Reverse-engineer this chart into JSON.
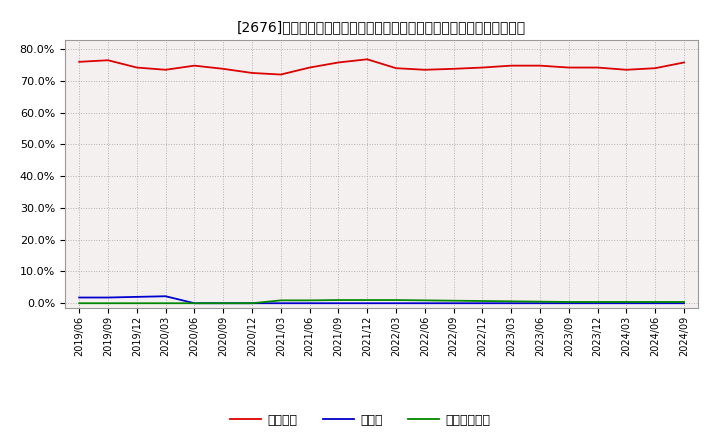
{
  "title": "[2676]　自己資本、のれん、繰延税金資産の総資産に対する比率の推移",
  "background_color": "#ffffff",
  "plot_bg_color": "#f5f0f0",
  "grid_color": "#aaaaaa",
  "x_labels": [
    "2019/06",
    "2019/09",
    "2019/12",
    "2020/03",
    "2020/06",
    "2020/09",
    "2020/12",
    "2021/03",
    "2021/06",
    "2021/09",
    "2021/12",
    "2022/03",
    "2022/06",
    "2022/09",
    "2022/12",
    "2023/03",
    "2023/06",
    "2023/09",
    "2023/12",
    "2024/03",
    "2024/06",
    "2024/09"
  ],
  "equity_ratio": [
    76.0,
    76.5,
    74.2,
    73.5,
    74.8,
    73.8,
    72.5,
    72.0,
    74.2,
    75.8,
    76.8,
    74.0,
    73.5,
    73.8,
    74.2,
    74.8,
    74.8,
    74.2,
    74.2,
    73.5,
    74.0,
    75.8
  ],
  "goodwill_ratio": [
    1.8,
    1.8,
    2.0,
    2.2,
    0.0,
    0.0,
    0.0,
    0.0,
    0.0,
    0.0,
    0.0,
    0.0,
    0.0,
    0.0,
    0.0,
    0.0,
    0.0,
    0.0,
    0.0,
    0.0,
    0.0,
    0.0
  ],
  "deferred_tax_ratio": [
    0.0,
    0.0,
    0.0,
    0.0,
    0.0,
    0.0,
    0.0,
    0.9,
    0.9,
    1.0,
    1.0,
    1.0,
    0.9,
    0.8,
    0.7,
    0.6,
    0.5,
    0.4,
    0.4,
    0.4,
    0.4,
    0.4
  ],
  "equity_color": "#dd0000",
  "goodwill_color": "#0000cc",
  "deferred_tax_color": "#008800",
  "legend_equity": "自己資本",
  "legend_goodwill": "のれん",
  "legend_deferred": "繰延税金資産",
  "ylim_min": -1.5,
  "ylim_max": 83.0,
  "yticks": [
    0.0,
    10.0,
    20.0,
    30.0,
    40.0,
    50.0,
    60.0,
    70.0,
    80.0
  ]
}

→ **Problem to solve**
Reproduce each line word for word and drop the pictures.

→ **Solved problem**
Reverse-engineer this chart into JSON.
{
  "title": "[2676]　自己資本、のれん、繰延税金資産の総資産に対する比率の推移",
  "background_color": "#ffffff",
  "plot_bg_color": "#f5f0f0",
  "grid_color": "#aaaaaa",
  "x_labels": [
    "2019/06",
    "2019/09",
    "2019/12",
    "2020/03",
    "2020/06",
    "2020/09",
    "2020/12",
    "2021/03",
    "2021/06",
    "2021/09",
    "2021/12",
    "2022/03",
    "2022/06",
    "2022/09",
    "2022/12",
    "2023/03",
    "2023/06",
    "2023/09",
    "2023/12",
    "2024/03",
    "2024/06",
    "2024/09"
  ],
  "equity_ratio": [
    76.0,
    76.5,
    74.2,
    73.5,
    74.8,
    73.8,
    72.5,
    72.0,
    74.2,
    75.8,
    76.8,
    74.0,
    73.5,
    73.8,
    74.2,
    74.8,
    74.8,
    74.2,
    74.2,
    73.5,
    74.0,
    75.8
  ],
  "goodwill_ratio": [
    1.8,
    1.8,
    2.0,
    2.2,
    0.0,
    0.0,
    0.0,
    0.0,
    0.0,
    0.0,
    0.0,
    0.0,
    0.0,
    0.0,
    0.0,
    0.0,
    0.0,
    0.0,
    0.0,
    0.0,
    0.0,
    0.0
  ],
  "deferred_tax_ratio": [
    0.0,
    0.0,
    0.0,
    0.0,
    0.0,
    0.0,
    0.0,
    0.9,
    0.9,
    1.0,
    1.0,
    1.0,
    0.9,
    0.8,
    0.7,
    0.6,
    0.5,
    0.4,
    0.4,
    0.4,
    0.4,
    0.4
  ],
  "equity_color": "#dd0000",
  "goodwill_color": "#0000cc",
  "deferred_tax_color": "#008800",
  "legend_equity": "自己資本",
  "legend_goodwill": "のれん",
  "legend_deferred": "繰延税金資産",
  "ylim_min": -1.5,
  "ylim_max": 83.0,
  "yticks": [
    0.0,
    10.0,
    20.0,
    30.0,
    40.0,
    50.0,
    60.0,
    70.0,
    80.0
  ]
}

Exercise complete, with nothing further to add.